**The request**
Print the listing as it stands, omitting all images.

**Recorded data**
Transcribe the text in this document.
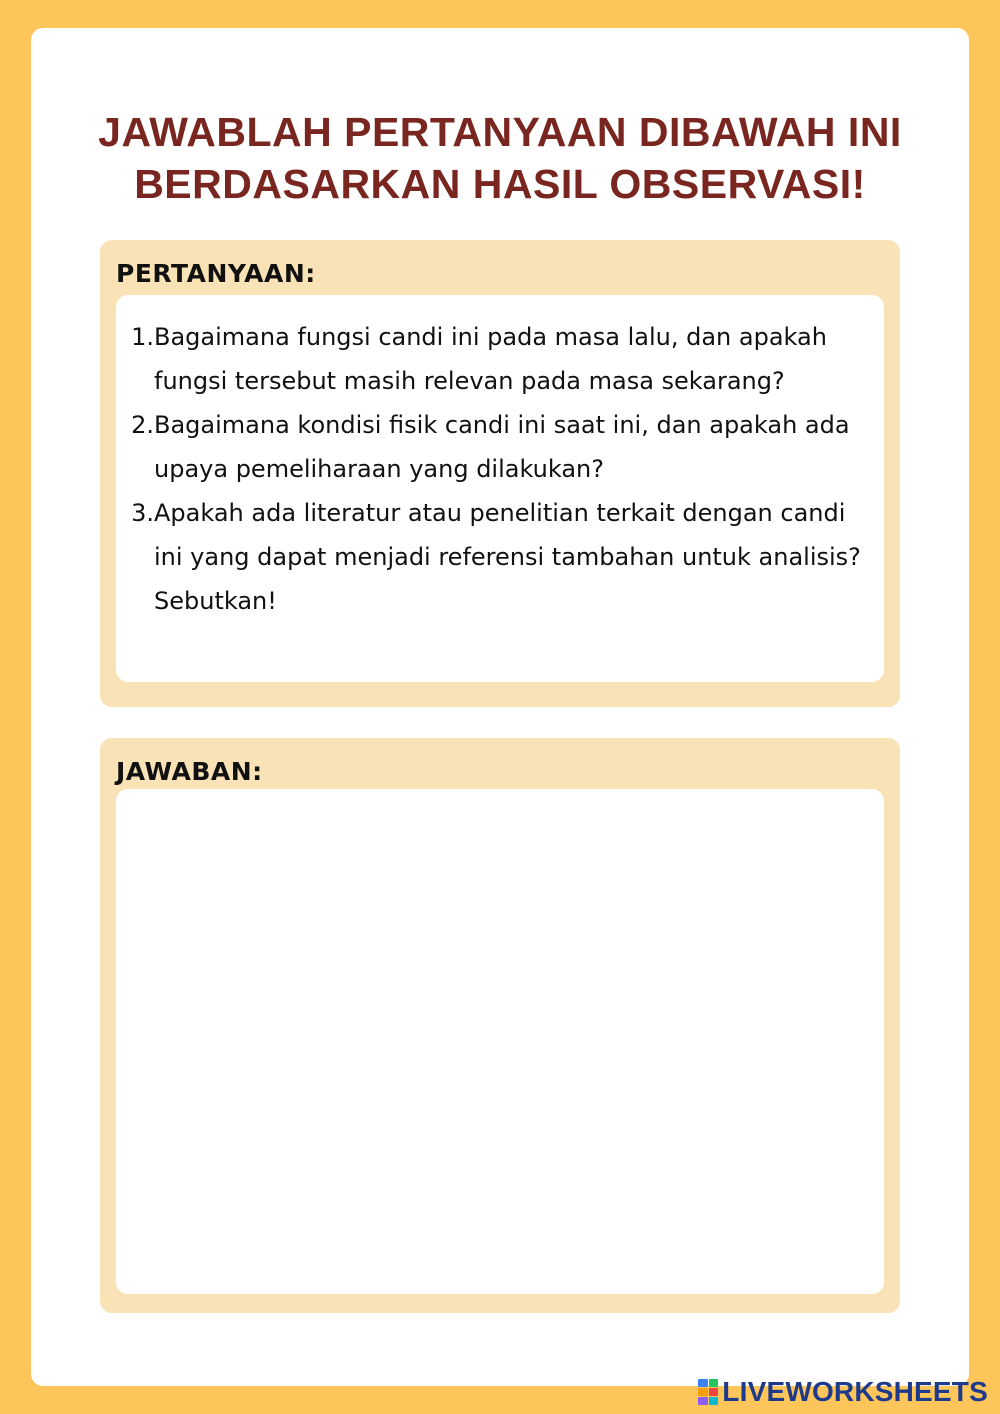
JAWABLAH PERTANYAAN DIBAWAH INI
BERDASARKAN HASIL OBSERVASI!
PERTANYAAN:
1. Bagaimana fungsi candi ini pada masa lalu, dan apakah fungsi tersebut masih relevan pada masa sekarang?
2. Bagaimana kondisi fisik candi ini saat ini, dan apakah ada upaya pemeliharaan yang dilakukan?
3. Apakah ada literatur atau penelitian terkait dengan candi ini yang dapat menjadi referensi tambahan untuk analisis?Sebutkan!
JAWABAN:
LIVEWORKSHEETS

**Task solution**
Transcribe the text in this document.
JAWABLAH PERTANYAAN DIBAWAH INI
BERDASARKAN HASIL OBSERVASI!
PERTANYAAN:
1. Bagaimana fungsi candi ini pada masa lalu, dan apakah fungsi tersebut masih relevan pada masa sekarang?
2. Bagaimana kondisi fisik candi ini saat ini, dan apakah ada upaya pemeliharaan yang dilakukan?
3. Apakah ada literatur atau penelitian terkait dengan candi ini yang dapat menjadi referensi tambahan untuk analisis?Sebutkan!
JAWABAN:
LIVEWORKSHEETS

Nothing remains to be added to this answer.